DATA IN THIS EXERCISE:
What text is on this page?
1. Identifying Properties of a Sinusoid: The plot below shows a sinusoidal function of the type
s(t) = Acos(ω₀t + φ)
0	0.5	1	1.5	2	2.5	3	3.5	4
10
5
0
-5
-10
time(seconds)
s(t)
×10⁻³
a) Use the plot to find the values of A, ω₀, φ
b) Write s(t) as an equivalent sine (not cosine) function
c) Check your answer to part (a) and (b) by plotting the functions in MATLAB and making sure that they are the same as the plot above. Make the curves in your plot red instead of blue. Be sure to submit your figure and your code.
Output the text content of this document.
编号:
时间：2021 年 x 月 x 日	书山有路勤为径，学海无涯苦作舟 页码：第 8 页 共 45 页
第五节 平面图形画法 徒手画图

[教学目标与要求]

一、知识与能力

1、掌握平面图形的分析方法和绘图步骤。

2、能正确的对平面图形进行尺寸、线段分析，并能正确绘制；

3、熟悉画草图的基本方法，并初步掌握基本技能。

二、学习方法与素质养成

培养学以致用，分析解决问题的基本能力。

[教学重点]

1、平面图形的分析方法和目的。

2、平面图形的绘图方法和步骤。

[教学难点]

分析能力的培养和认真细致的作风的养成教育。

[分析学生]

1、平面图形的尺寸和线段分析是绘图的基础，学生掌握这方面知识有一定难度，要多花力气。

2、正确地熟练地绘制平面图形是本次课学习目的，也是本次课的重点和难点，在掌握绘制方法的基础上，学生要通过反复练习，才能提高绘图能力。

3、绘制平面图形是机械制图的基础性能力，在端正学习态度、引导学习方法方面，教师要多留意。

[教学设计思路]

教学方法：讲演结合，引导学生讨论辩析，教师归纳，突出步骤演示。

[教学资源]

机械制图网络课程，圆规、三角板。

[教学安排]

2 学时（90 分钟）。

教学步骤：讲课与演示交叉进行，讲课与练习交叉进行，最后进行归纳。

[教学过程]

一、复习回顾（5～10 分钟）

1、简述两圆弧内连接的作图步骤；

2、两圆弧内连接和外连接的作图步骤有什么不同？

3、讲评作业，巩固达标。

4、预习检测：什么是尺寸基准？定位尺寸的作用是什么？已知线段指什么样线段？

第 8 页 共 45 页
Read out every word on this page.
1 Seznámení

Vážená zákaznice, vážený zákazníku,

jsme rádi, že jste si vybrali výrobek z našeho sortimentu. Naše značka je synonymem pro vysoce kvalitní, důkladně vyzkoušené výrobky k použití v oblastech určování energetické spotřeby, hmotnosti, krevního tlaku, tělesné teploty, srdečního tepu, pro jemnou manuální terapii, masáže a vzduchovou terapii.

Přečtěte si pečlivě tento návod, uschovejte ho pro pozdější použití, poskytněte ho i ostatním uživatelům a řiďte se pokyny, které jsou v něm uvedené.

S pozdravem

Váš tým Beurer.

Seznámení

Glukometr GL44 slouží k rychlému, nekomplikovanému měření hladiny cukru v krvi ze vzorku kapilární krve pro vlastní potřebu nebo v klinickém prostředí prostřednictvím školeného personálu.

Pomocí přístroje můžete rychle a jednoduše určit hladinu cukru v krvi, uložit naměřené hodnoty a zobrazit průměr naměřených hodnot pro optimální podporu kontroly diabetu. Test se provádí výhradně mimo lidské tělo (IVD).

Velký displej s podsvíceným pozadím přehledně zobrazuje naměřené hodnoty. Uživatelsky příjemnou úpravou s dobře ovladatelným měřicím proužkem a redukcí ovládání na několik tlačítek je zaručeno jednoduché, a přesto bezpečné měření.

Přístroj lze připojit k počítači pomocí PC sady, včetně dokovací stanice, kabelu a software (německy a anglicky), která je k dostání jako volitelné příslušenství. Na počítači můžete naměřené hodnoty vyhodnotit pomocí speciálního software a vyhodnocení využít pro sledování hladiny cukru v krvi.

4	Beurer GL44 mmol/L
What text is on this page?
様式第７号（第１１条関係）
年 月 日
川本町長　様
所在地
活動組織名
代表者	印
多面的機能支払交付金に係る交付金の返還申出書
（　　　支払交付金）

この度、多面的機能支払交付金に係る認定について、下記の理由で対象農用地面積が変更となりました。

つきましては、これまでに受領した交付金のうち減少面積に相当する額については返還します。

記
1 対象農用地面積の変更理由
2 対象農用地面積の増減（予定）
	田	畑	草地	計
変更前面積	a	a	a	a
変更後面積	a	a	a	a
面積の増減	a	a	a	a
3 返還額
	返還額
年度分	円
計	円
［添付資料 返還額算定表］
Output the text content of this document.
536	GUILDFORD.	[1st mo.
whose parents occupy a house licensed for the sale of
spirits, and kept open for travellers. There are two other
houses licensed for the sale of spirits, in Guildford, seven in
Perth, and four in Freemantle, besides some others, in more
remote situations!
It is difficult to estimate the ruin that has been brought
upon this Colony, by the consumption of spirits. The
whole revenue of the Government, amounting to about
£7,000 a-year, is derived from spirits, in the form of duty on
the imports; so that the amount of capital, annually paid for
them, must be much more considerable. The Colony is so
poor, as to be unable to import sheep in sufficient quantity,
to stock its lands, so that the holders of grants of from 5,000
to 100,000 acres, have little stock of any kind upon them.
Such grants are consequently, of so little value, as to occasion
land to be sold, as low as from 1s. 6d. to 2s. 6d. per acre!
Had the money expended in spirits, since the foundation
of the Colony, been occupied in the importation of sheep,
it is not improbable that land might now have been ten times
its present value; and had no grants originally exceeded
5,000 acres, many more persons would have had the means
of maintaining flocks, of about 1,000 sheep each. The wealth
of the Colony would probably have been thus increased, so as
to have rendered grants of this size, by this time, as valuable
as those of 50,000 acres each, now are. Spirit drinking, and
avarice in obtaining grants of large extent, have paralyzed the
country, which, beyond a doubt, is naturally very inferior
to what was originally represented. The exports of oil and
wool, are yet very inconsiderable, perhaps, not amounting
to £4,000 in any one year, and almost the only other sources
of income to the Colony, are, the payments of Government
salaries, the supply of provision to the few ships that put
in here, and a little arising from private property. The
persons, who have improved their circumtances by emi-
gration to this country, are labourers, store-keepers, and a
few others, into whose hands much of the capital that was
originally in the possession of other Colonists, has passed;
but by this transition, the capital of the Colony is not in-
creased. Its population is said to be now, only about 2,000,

DIRECTION: Every line of the data above should be copied exactly.

EXPECTED ANSWER:
What text is on this page?
1. Identifying Properties of a Sinusoid: The plot below shows a sinusoidal function of the type
s(t) = Acos(ω₀t + φ)
0	0.5	1	1.5	2	2.5	3	3.5	4
10
5
0
-5
-10
time(seconds)
s(t)
×10⁻³
a) Use the plot to find the values of A, ω₀, φ
b) Write s(t) as an equivalent sine (not cosine) function
c) Check your answer to part (a) and (b) by plotting the functions in MATLAB and making sure that they are the same as the plot above. Make the curves in your plot red instead of blue. Be sure to submit your figure and your code.
Output the text content of this document.
编号:
时间：2021 年 x 月 x 日	书山有路勤为径，学海无涯苦作舟 页码：第 8 页 共 45 页
第五节 平面图形画法 徒手画图

[教学目标与要求]

一、知识与能力

1、掌握平面图形的分析方法和绘图步骤。

2、能正确的对平面图形进行尺寸、线段分析，并能正确绘制；

3、熟悉画草图的基本方法，并初步掌握基本技能。

二、学习方法与素质养成

培养学以致用，分析解决问题的基本能力。

[教学重点]

1、平面图形的分析方法和目的。

2、平面图形的绘图方法和步骤。

[教学难点]

分析能力的培养和认真细致的作风的养成教育。

[分析学生]

1、平面图形的尺寸和线段分析是绘图的基础，学生掌握这方面知识有一定难度，要多花力气。

2、正确地熟练地绘制平面图形是本次课学习目的，也是本次课的重点和难点，在掌握绘制方法的基础上，学生要通过反复练习，才能提高绘图能力。

3、绘制平面图形是机械制图的基础性能力，在端正学习态度、引导学习方法方面，教师要多留意。

[教学设计思路]

教学方法：讲演结合，引导学生讨论辩析，教师归纳，突出步骤演示。

[教学资源]

机械制图网络课程，圆规、三角板。

[教学安排]

2 学时（90 分钟）。

教学步骤：讲课与演示交叉进行，讲课与练习交叉进行，最后进行归纳。

[教学过程]

一、复习回顾（5～10 分钟）

1、简述两圆弧内连接的作图步骤；

2、两圆弧内连接和外连接的作图步骤有什么不同？

3、讲评作业，巩固达标。

4、预习检测：什么是尺寸基准？定位尺寸的作用是什么？已知线段指什么样线段？

第 8 页 共 45 页
Read out every word on this page.
1 Seznámení

Vážená zákaznice, vážený zákazníku,

jsme rádi, že jste si vybrali výrobek z našeho sortimentu. Naše značka je synonymem pro vysoce kvalitní, důkladně vyzkoušené výrobky k použití v oblastech určování energetické spotřeby, hmotnosti, krevního tlaku, tělesné teploty, srdečního tepu, pro jemnou manuální terapii, masáže a vzduchovou terapii.

Přečtěte si pečlivě tento návod, uschovejte ho pro pozdější použití, poskytněte ho i ostatním uživatelům a řiďte se pokyny, které jsou v něm uvedené.

S pozdravem

Váš tým Beurer.

Seznámení

Glukometr GL44 slouží k rychlému, nekomplikovanému měření hladiny cukru v krvi ze vzorku kapilární krve pro vlastní potřebu nebo v klinickém prostředí prostřednictvím školeného personálu.

Pomocí přístroje můžete rychle a jednoduše určit hladinu cukru v krvi, uložit naměřené hodnoty a zobrazit průměr naměřených hodnot pro optimální podporu kontroly diabetu. Test se provádí výhradně mimo lidské tělo (IVD).

Velký displej s podsvíceným pozadím přehledně zobrazuje naměřené hodnoty. Uživatelsky příjemnou úpravou s dobře ovladatelným měřicím proužkem a redukcí ovládání na několik tlačítek je zaručeno jednoduché, a přesto bezpečné měření.

Přístroj lze připojit k počítači pomocí PC sady, včetně dokovací stanice, kabelu a software (německy a anglicky), která je k dostání jako volitelné příslušenství. Na počítači můžete naměřené hodnoty vyhodnotit pomocí speciálního software a vyhodnocení využít pro sledování hladiny cukru v krvi.

4	Beurer GL44 mmol/L
What text is on this page?
様式第７号（第１１条関係）
年 月 日
川本町長　様
所在地
活動組織名
代表者	印
多面的機能支払交付金に係る交付金の返還申出書
（　　　支払交付金）

この度、多面的機能支払交付金に係る認定について、下記の理由で対象農用地面積が変更となりました。

つきましては、これまでに受領した交付金のうち減少面積に相当する額については返還します。

記
1 対象農用地面積の変更理由
2 対象農用地面積の増減（予定）
	田	畑	草地	計
変更前面積	a	a	a	a
変更後面積	a	a	a	a
面積の増減	a	a	a	a
3 返還額
	返還額
年度分	円
計	円
［添付資料 返還額算定表］
Output the text content of this document.
536	GUILDFORD.	[1st mo.
whose parents occupy a house licensed for the sale of
spirits, and kept open for travellers. There are two other
houses licensed for the sale of spirits, in Guildford, seven in
Perth, and four in Freemantle, besides some others, in more
remote situations!
It is difficult to estimate the ruin that has been brought
upon this Colony, by the consumption of spirits. The
whole revenue of the Government, amounting to about
£7,000 a-year, is derived from spirits, in the form of duty on
the imports; so that the amount of capital, annually paid for
them, must be much more considerable. The Colony is so
poor, as to be unable to import sheep in sufficient quantity,
to stock its lands, so that the holders of grants of from 5,000
to 100,000 acres, have little stock of any kind upon them.
Such grants are consequently, of so little value, as to occasion
land to be sold, as low as from 1s. 6d. to 2s. 6d. per acre!
Had the money expended in spirits, since the foundation
of the Colony, been occupied in the importation of sheep,
it is not improbable that land might now have been ten times
its present value; and had no grants originally exceeded
5,000 acres, many more persons would have had the means
of maintaining flocks, of about 1,000 sheep each. The wealth
of the Colony would probably have been thus increased, so as
to have rendered grants of this size, by this time, as valuable
as those of 50,000 acres each, now are. Spirit drinking, and
avarice in obtaining grants of large extent, have paralyzed the
country, which, beyond a doubt, is naturally very inferior
to what was originally represented. The exports of oil and
wool, are yet very inconsiderable, perhaps, not amounting
to £4,000 in any one year, and almost the only other sources
of income to the Colony, are, the payments of Government
salaries, the supply of provision to the few ships that put
in here, and a little arising from private property. The
persons, who have improved their circumtances by emi-
gration to this country, are labourers, store-keepers, and a
few others, into whose hands much of the capital that was
originally in the possession of other Colonists, has passed;
but by this transition, the capital of the Colony is not in-
creased. Its population is said to be now, only about 2,000,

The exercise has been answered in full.